• [Task instructions]
From the listing below, pull out all lines with "plain" in them.

• [Dataset records]

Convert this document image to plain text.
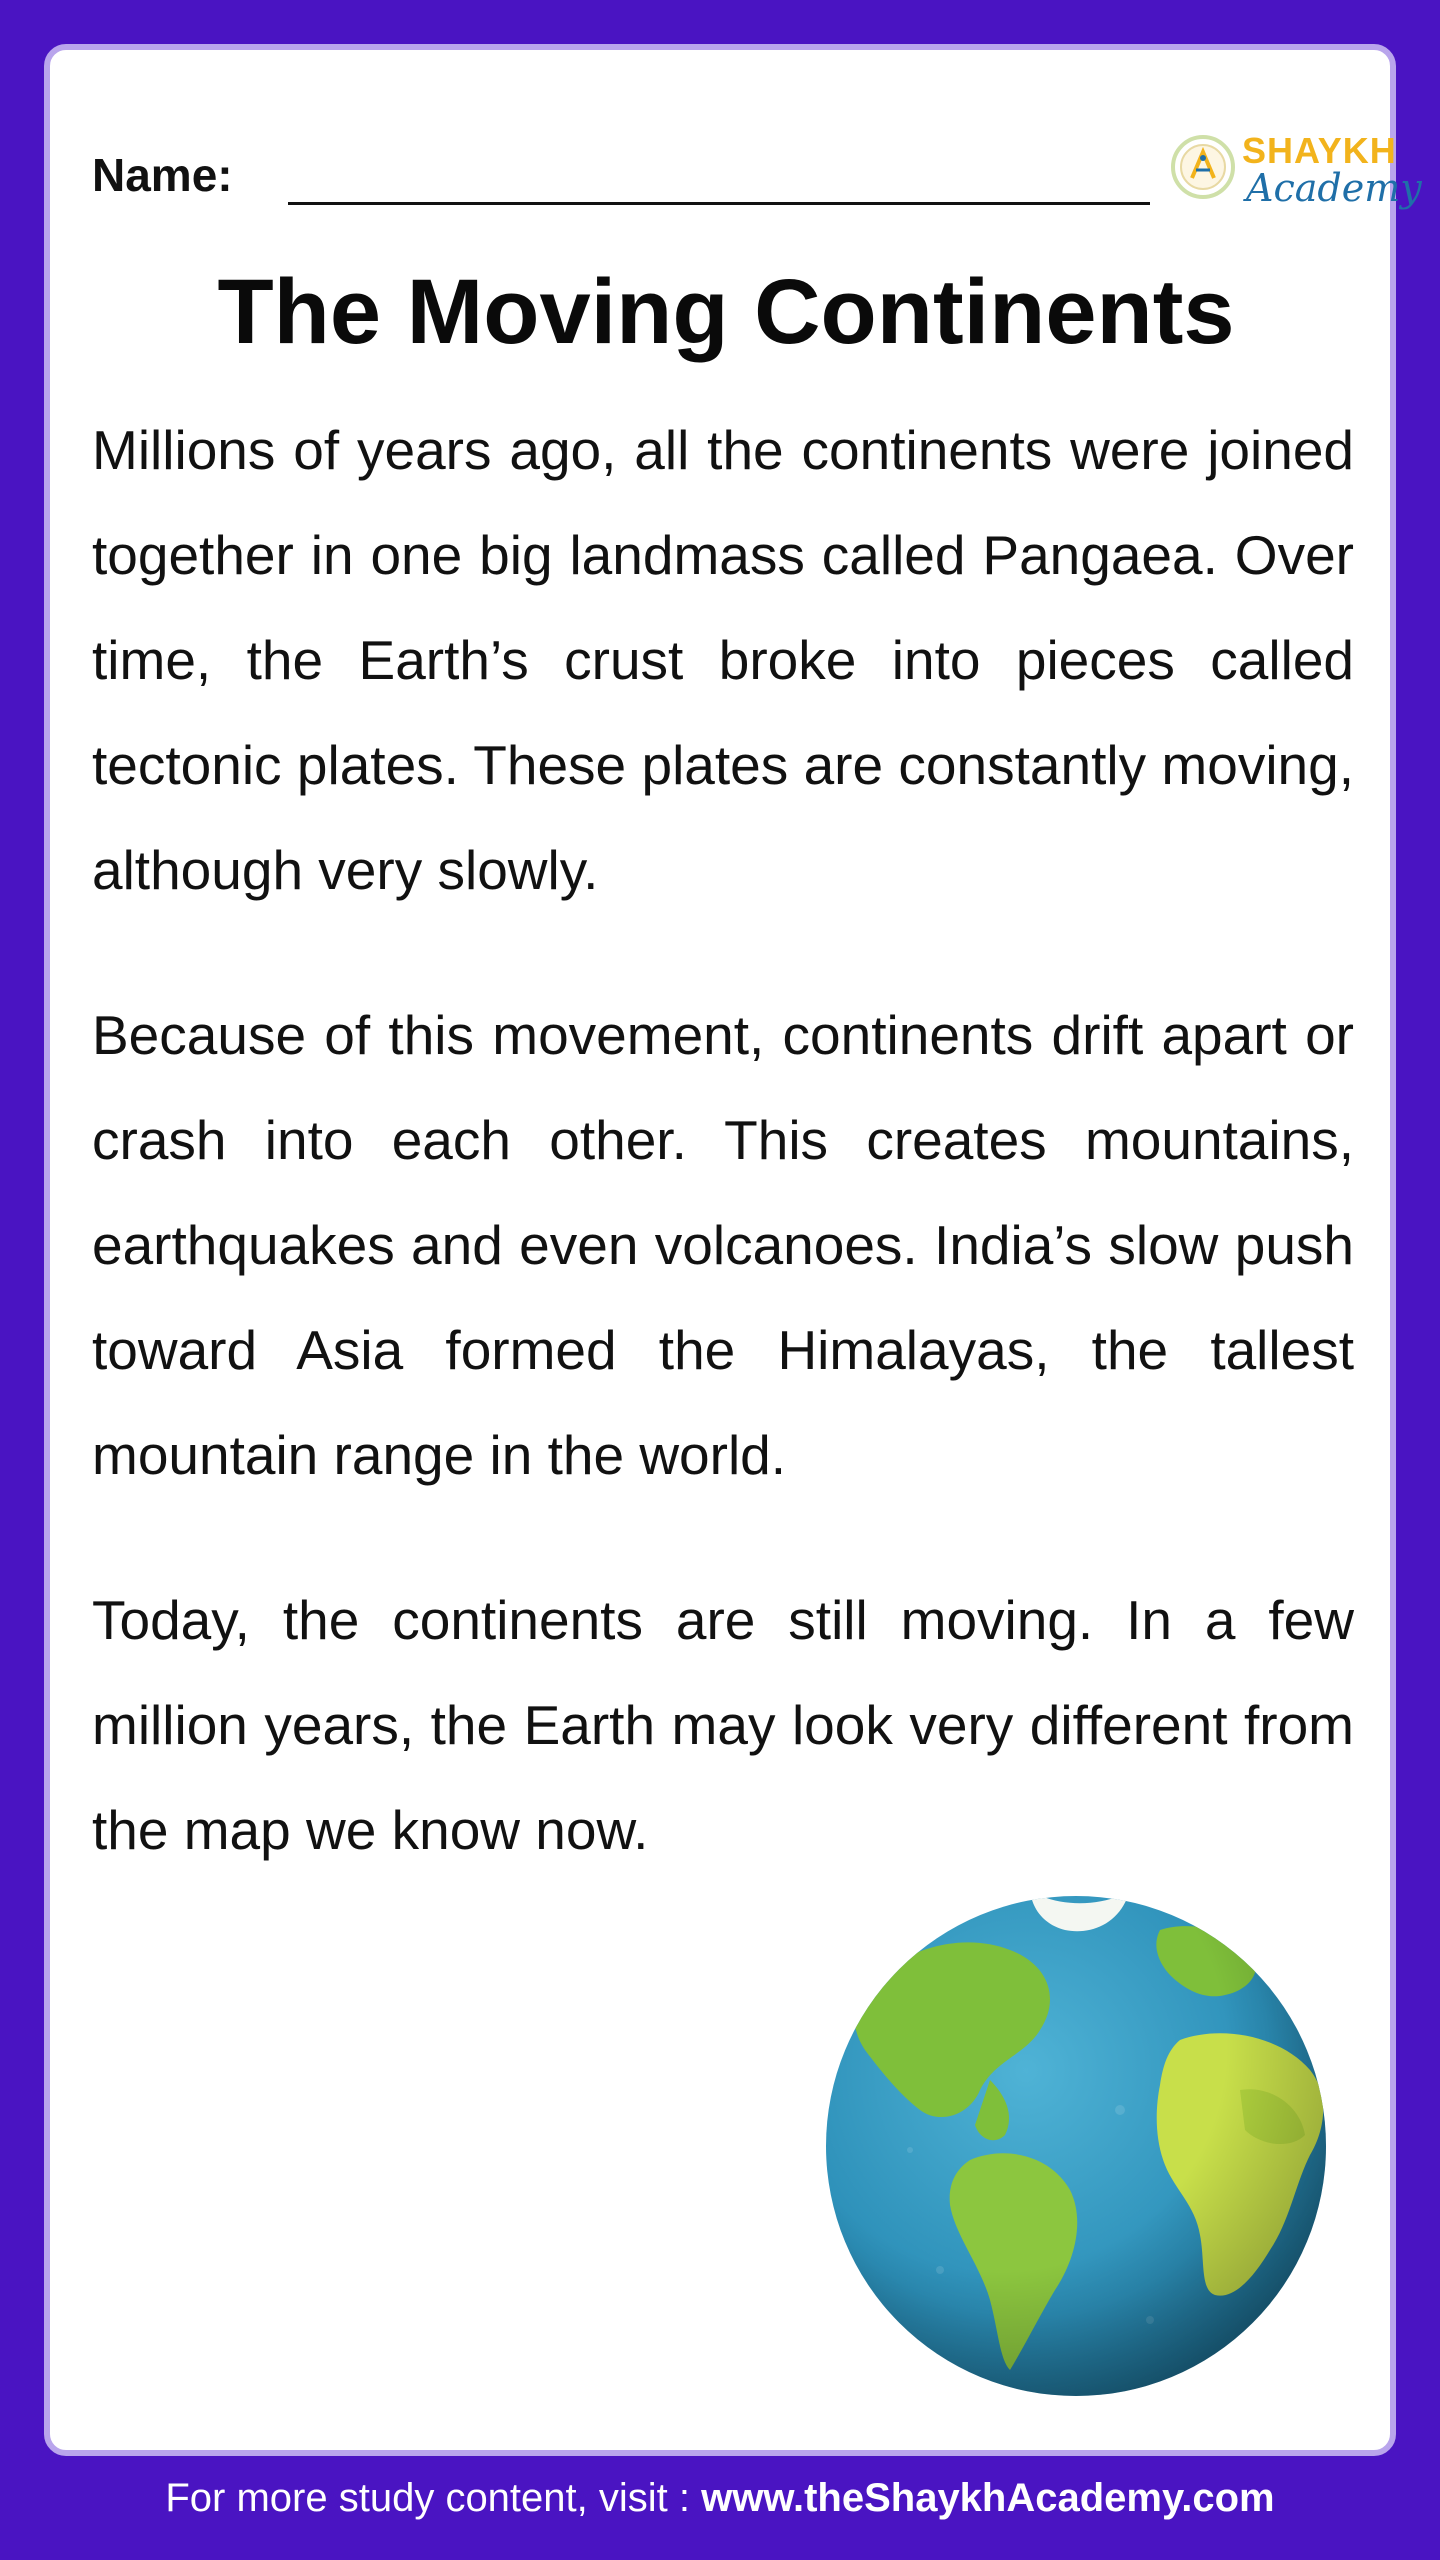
Name:	SHAYKH
Academy
The Moving Continents

Millions of years ago, all the continents were joined together in one big landmass called Pangaea. Over time, the Earth’s crust broke into pieces called tectonic plates. These plates are constantly moving, although very slowly.

Because of this movement, continents drift apart or crash into each other. This creates mountains, earthquakes and even volcanoes. India’s slow push toward Asia formed the Himalayas, the tallest mountain range in the world.

Today, the continents are still moving. In a few million years, the Earth may look very different from the map we know now.

For more study content, visit : www.theShaykhAcademy.com
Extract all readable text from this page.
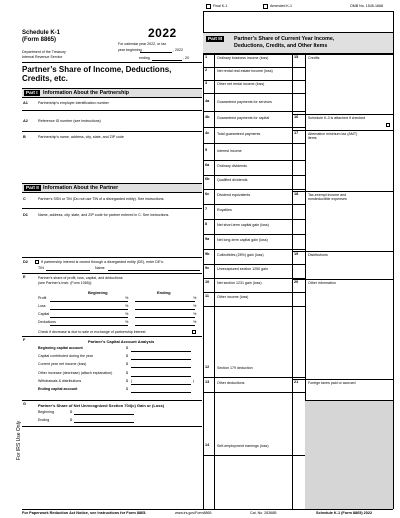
Final K-1	Amended K-1	OMB No. 1545-1668
Schedule K-1
(Form 8865)
Department of the Treasury
Internal Revenue Service
2022
For calendar year 2022, or tax
year beginning	, 2022
ending	, 20
Partner’s Share of Income, Deductions,
Credits, etc.
Part I	Information About the Partnership
A1	Partnership’s employer identification number
A2	Reference ID number (see instructions)
B	Partnership’s name, address, city, state, and ZIP code
Part II Information About the Partner
C	Partner’s SSN or TIN (Do not use TIN of a disregarded entity). See instructions.
D1	Name, address, city, state, and ZIP code for partner entered in C. See instructions.
D2	If partnership interest is owned through a disregarded entity (DE), enter DE’s:
TIN	Name
E	Partner’s share of profit, loss, capital, and deductions
(see Partner’s Instr. (Form 1065)):
Beginning	Ending
Profit	%	%
Loss	%	%
Capital	%	%
Deductions	%	%
Check if decrease is due to sale or exchange of partnership interest
F	Partner’s Capital Account Analysis
Beginning capital account	$
Capital contributed during the year	$
Current year net income (loss)	$
Other increase (decrease) (attach explanation)	$
Withdrawals & distributions	$ (	)
Ending capital account	$
G	Partner’s Share of Net Unrecognized Section 704(c) Gain or (Loss)
Beginning	$
Ending	$
For IRS Use Only
Part III	Partner’s Share of Current Year Income,
Deductions, Credits, and Other Items
1	Ordinary business income (loss)
2	Net rental real estate income (loss)
3	Other net rental income (loss)
4a Guaranteed payments for services
4b Guaranteed payments for capital
4c Total guaranteed payments
5	Interest income
6a Ordinary dividends
6b Qualified dividends
6c Dividend equivalents
7	Royalties
8	Net short-term capital gain (loss)
9a Net long-term capital gain (loss)
9b Collectibles (28%) gain (loss)
9c Unrecaptured section 1250 gain
10 Net section 1231 gain (loss)
11 Other income (loss)
12 Section 179 deduction
13 Other deductions
14 Self-employment earnings (loss)
15	Credits
16	Schedule K-3 is attached if checked
17	Alternative minimum tax (AMT) items
18	Tax-exempt income and nondeductible expenses
19	Distributions
20	Other information
21	Foreign taxes paid or accrued
For Paperwork Reduction Act Notice, see Instructions for Form 8865.	www.irs.gov/Form8865	Cat. No. 28368B	Schedule K-1 (Form 8865) 2022
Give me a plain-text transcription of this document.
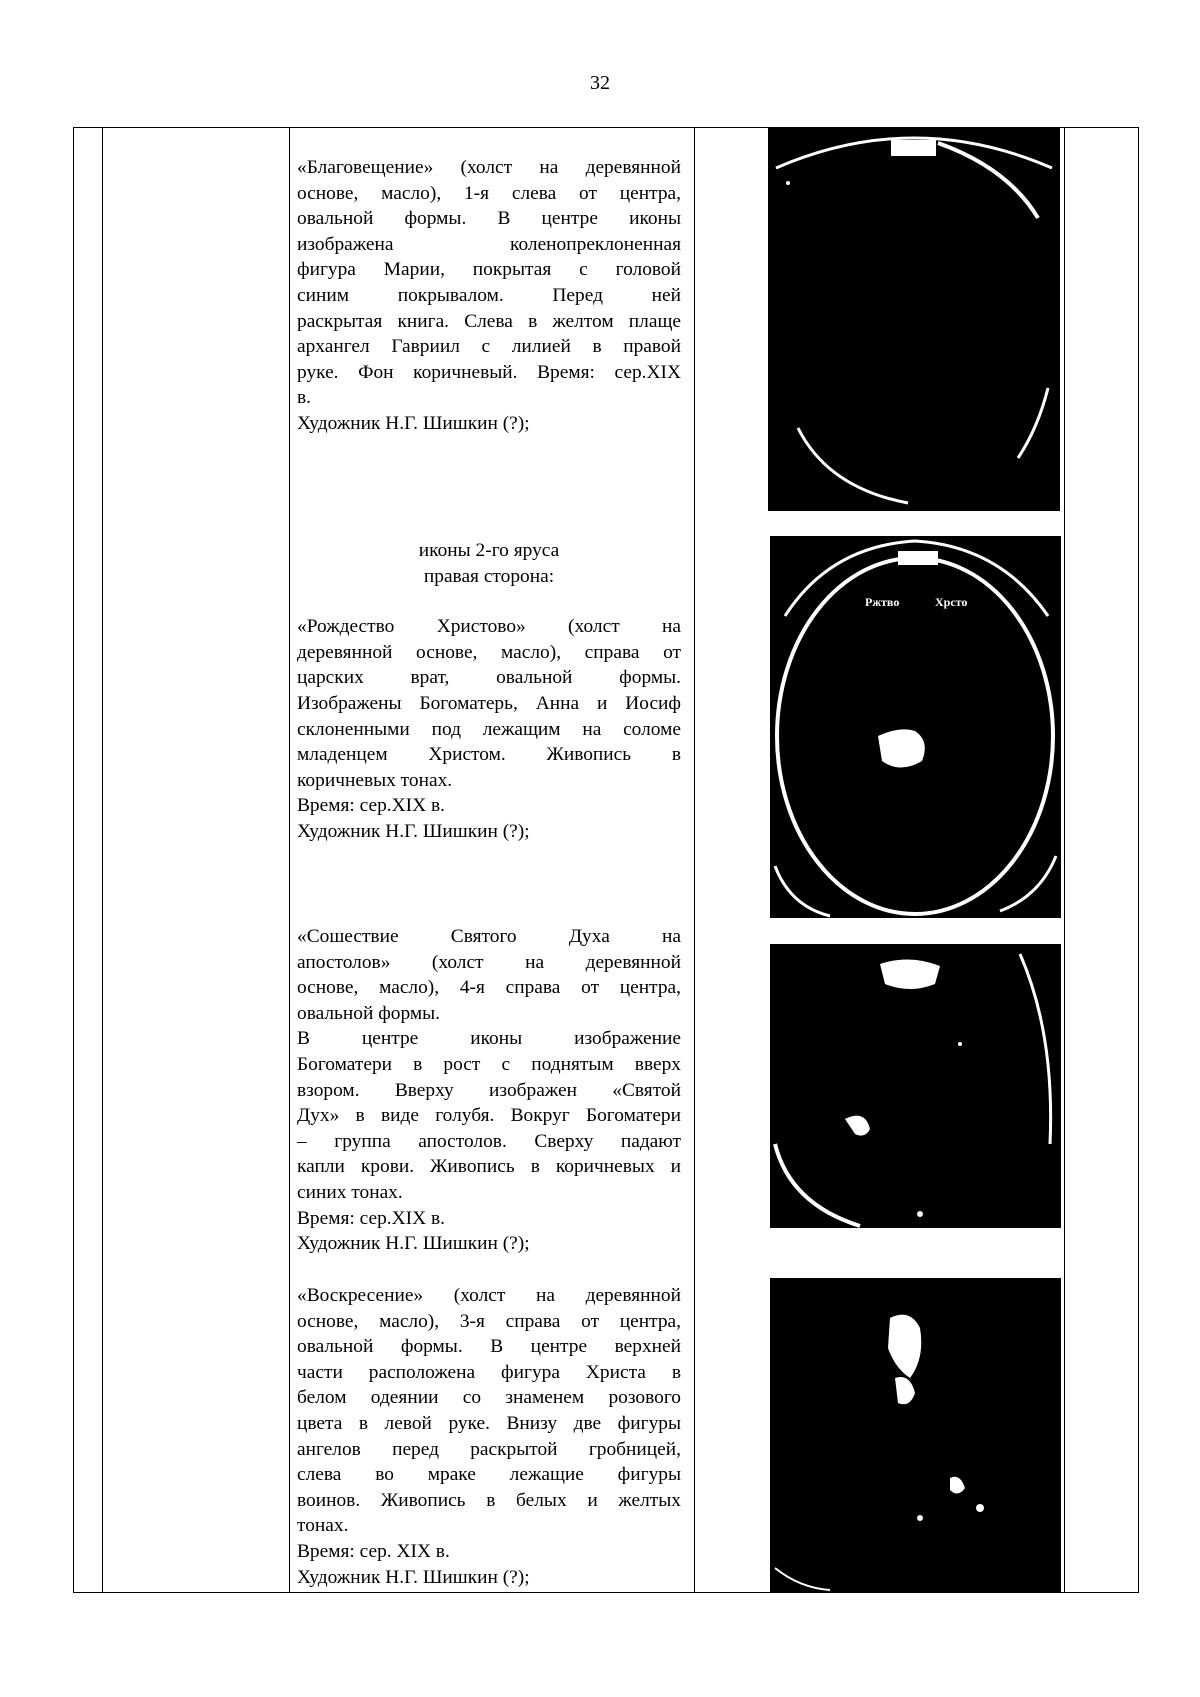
32

«Благовещение» (холст на деревянной

основе, масло), 1-я слева от центра,

овальной формы. В центре иконы

изображена коленопреклоненная

фигура Марии, покрытая с головой

синим покрывалом. Перед ней

раскрытая книга. Слева в желтом плаще

архангел Гавриил с лилией в правой

руке. Фон коричневый. Время: сер.XIX

в.

Художник Н.Г. Шишкин (?);

иконы 2-го яруса

правая сторона:

«Рождество Христово» (холст на

деревянной основе, масло), справа от

царских врат, овальной формы.

Изображены Богоматерь, Анна и Иосиф

склоненными под лежащим на соломе

младенцем Христом. Живопись в

коричневых тонах.

Время: сер.XIX в.

Художник Н.Г. Шишкин (?);

«Сошествие Святого Духа на

апостолов» (холст на деревянной

основе, масло), 4-я справа от центра,

овальной формы.

В центре иконы изображение

Богоматери в рост с поднятым вверх

взором. Вверху изображен «Святой

Дух» в виде голубя. Вокруг Богоматери

– группа апостолов. Сверху падают

капли крови. Живопись в коричневых и

синих тонах.

Время: сер.XIX в.

Художник Н.Г. Шишкин (?);

«Воскресение» (холст на деревянной

основе, масло), 3-я справа от центра,

овальной формы. В центре верхней

части расположена фигура Христа в

белом одеянии со знаменем розового

цвета в левой руке. Внизу две фигуры

ангелов перед раскрытой гробницей,

слева во мраке лежащие фигуры

воинов. Живопись в белых и желтых

тонах.

Время: сер. XIX в.

Художник Н.Г. Шишкин (?);

Ржтво	Хрсто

• [Written answer]
Convert this document image to plain text.
Give me a plain-text transcription of this document.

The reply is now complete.